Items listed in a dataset
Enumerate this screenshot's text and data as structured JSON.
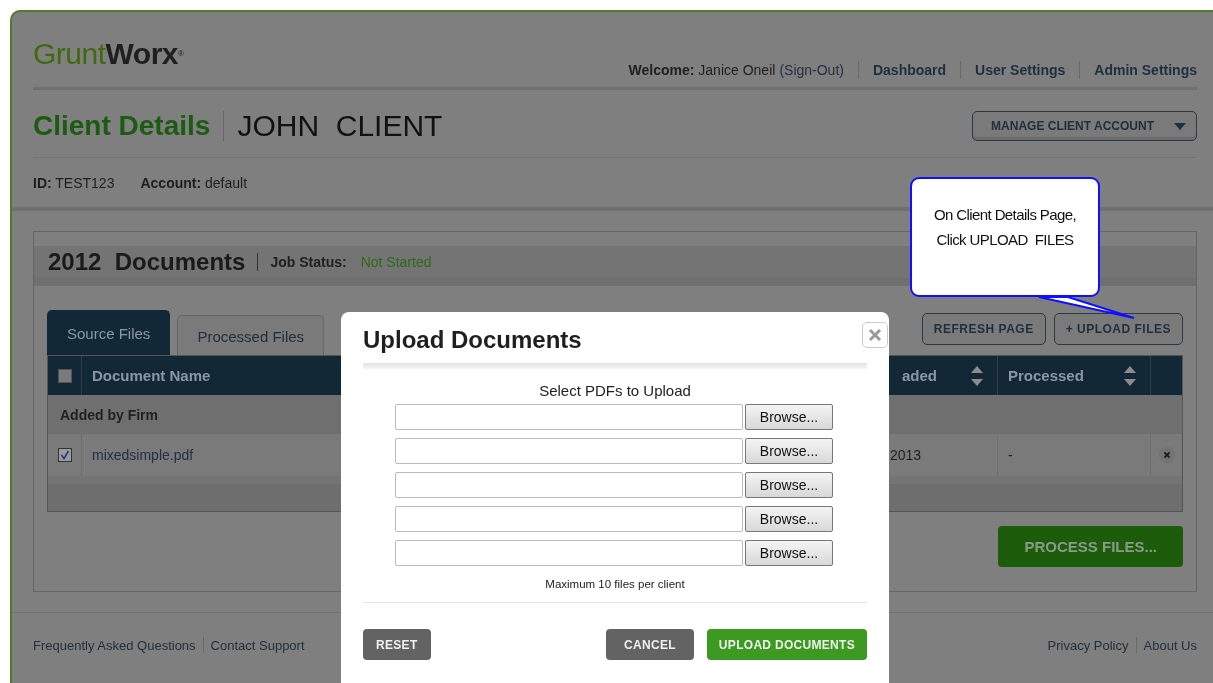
{
  "logo": {
    "light": "Grunt",
    "bold": "Worx",
    "mark": "®"
  },
  "nav": {
    "welcome_label": "Welcome:",
    "user": "Janice Oneil",
    "sign_out": "(Sign-Out)",
    "links": [
      "Dashboard",
      "User Settings",
      "Admin Settings"
    ]
  },
  "page_title": "Client Details",
  "client_name": "JOHN  CLIENT",
  "manage_button": "MANAGE CLIENT ACCOUNT",
  "info": [
    {
      "label": "ID:",
      "value": "TEST123"
    },
    {
      "label": "Account:",
      "value": "default"
    }
  ],
  "documents": {
    "title": "2012  Documents",
    "job_status_label": "Job Status:",
    "job_status": "Not Started",
    "tabs": [
      {
        "label": "Source Files",
        "selected": true
      },
      {
        "label": "Processed Files",
        "selected": false
      }
    ],
    "buttons": [
      "REFRESH PAGE",
      "+ UPLOAD FILES"
    ],
    "table": {
      "select_all_checked": false,
      "columns": [
        {
          "label": "Document Name"
        },
        {
          "label": "aded",
          "sortable": true
        },
        {
          "label": "Processed",
          "sortable": true
        }
      ],
      "groups": [
        {
          "label": "Added by Firm",
          "rows": [
            {
              "checked": true,
              "name": "mixedsimple.pdf",
              "uploaded": "2013",
              "processed": "-"
            }
          ]
        }
      ]
    },
    "process_button": "PROCESS FILES..."
  },
  "footer": {
    "left": [
      "Frequently Asked Questions",
      "Contact Support"
    ],
    "right": [
      "Privacy Policy",
      "About Us"
    ]
  },
  "callout": {
    "lines": [
      "On Client Details Page,",
      "Click UPLOAD  FILES"
    ]
  },
  "dialog": {
    "title": "Upload Documents",
    "instruction": "Select PDFs to Upload",
    "file_inputs": [
      {
        "button": "Browse..."
      },
      {
        "button": "Browse..."
      },
      {
        "button": "Browse..."
      },
      {
        "button": "Browse..."
      },
      {
        "button": "Browse..."
      }
    ],
    "note": "Maximum 10 files per client",
    "buttons": [
      {
        "label": "RESET",
        "kind": "secondary"
      },
      {
        "label": "CANCEL",
        "kind": "secondary"
      },
      {
        "label": "UPLOAD DOCUMENTS",
        "kind": "primary"
      }
    ]
  }
}
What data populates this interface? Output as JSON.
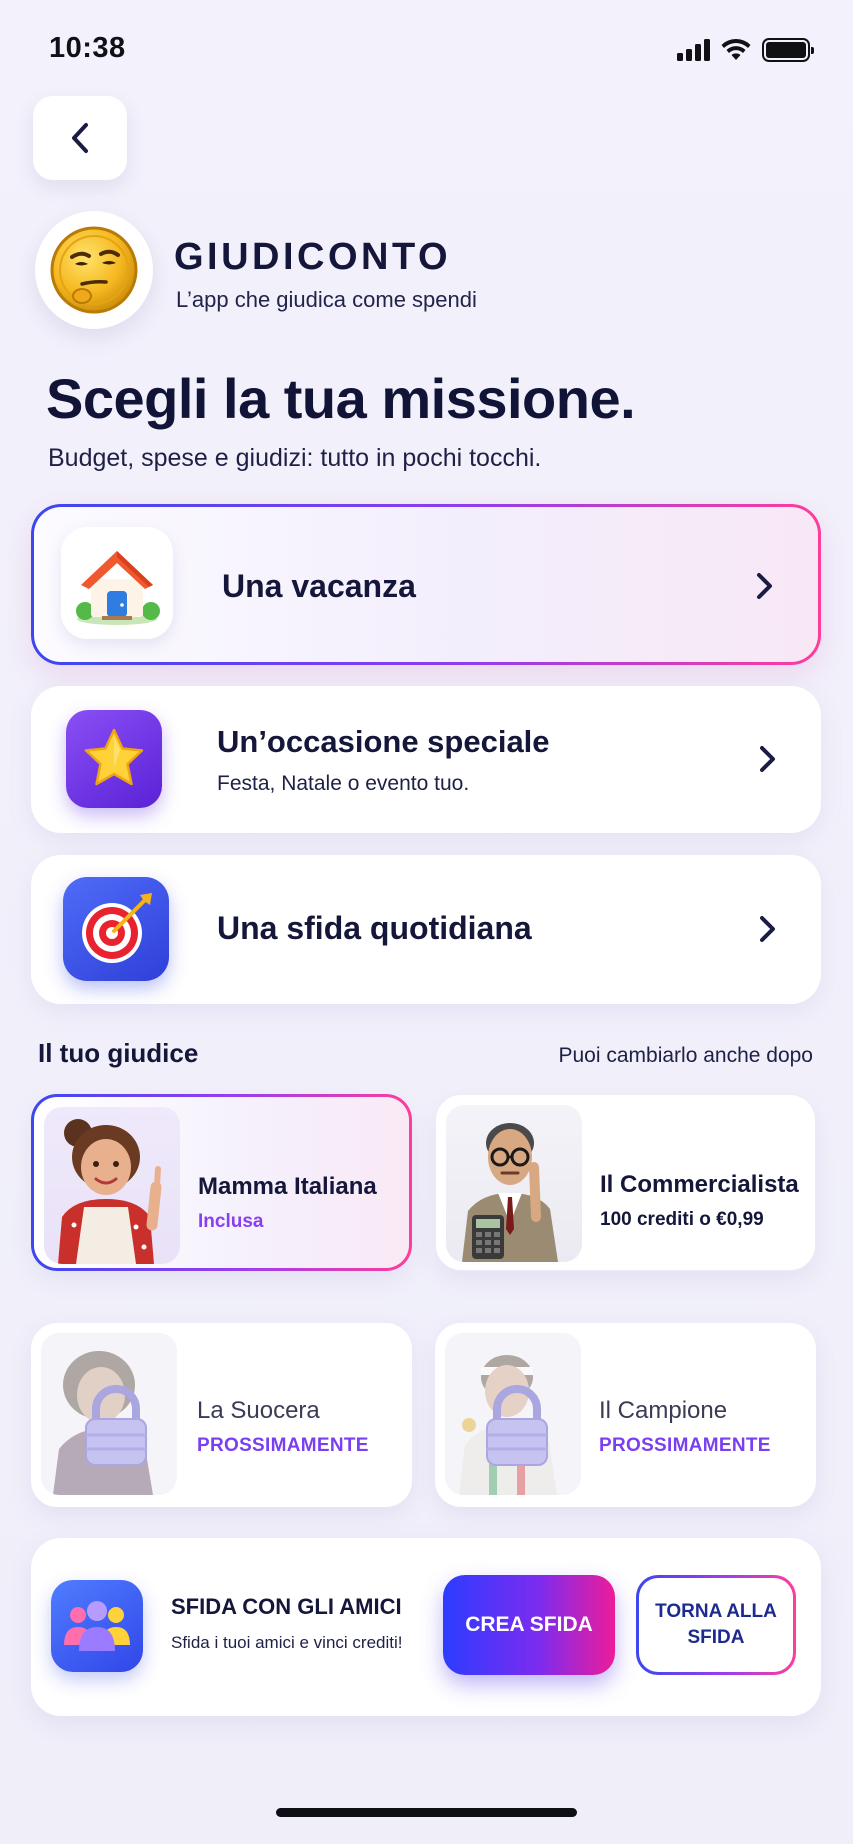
{
  "status_bar": {
    "time": "10:38"
  },
  "brand": {
    "name": "GIUDICONTO",
    "tagline": "L’app che giudica come spendi"
  },
  "header": {
    "title": "Scegli la tua missione.",
    "subtitle": "Budget, spese e giudizi: tutto in pochi tocchi."
  },
  "missions": [
    {
      "label": "Una vacanza",
      "icon": "house-icon",
      "selected": true
    },
    {
      "label": "Un’occasione speciale",
      "sub": "Festa, Natale o evento tuo.",
      "icon": "star-icon",
      "selected": false
    },
    {
      "label": "Una sfida quotidiana",
      "icon": "target-icon",
      "selected": false
    }
  ],
  "judges_section": {
    "title": "Il tuo giudice",
    "hint": "Puoi cambiarlo anche dopo"
  },
  "judges": [
    {
      "name": "Mamma Italiana",
      "price": "Inclusa",
      "selected": true,
      "locked": false
    },
    {
      "name": "Il Commercialista",
      "price": "100 crediti o €0,99",
      "selected": false,
      "locked": false
    },
    {
      "name": "La Suocera",
      "price": "PROSSIMAMENTE",
      "selected": false,
      "locked": true
    },
    {
      "name": "Il Campione",
      "price": "PROSSIMAMENTE",
      "selected": false,
      "locked": true
    }
  ],
  "friends": {
    "title": "SFIDA CON GLI AMICI",
    "subtitle": "Sfida i tuoi amici e vinci crediti!",
    "create_label": "CREA SFIDA",
    "return_label": "TORNA ALLA SFIDA"
  },
  "colors": {
    "accent_purple": "#7a3ff0",
    "accent_pink": "#ff3d9a",
    "accent_blue": "#3b47f0",
    "text_dark": "#14163a"
  }
}
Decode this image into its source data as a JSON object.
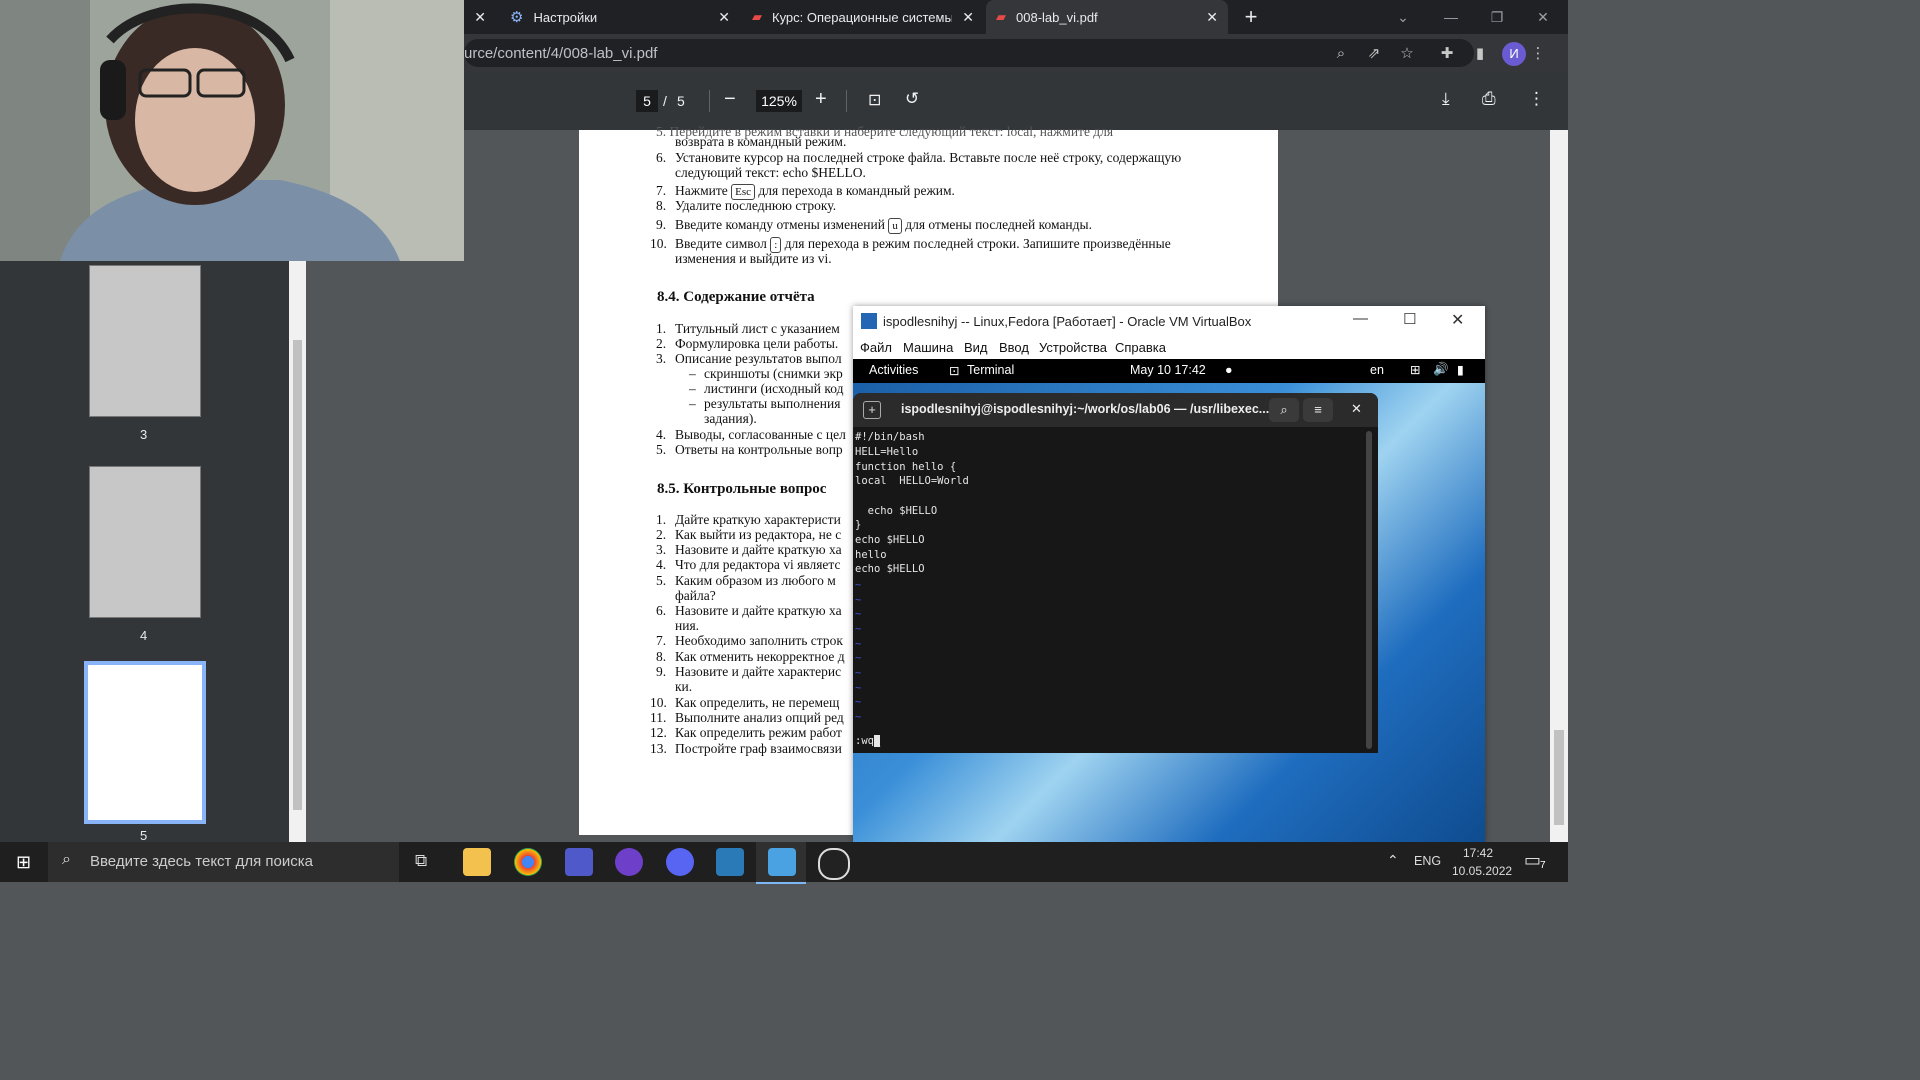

**WORK TO COMPLETE**
Copy every line in the records above that contains the word "JSON".

**SOLVED EXERCISE**
Enumerate this screenshot's text and data as structured JSON.
What data populates this interface? Output as JSON.
Decode this image into its source data as a JSON object.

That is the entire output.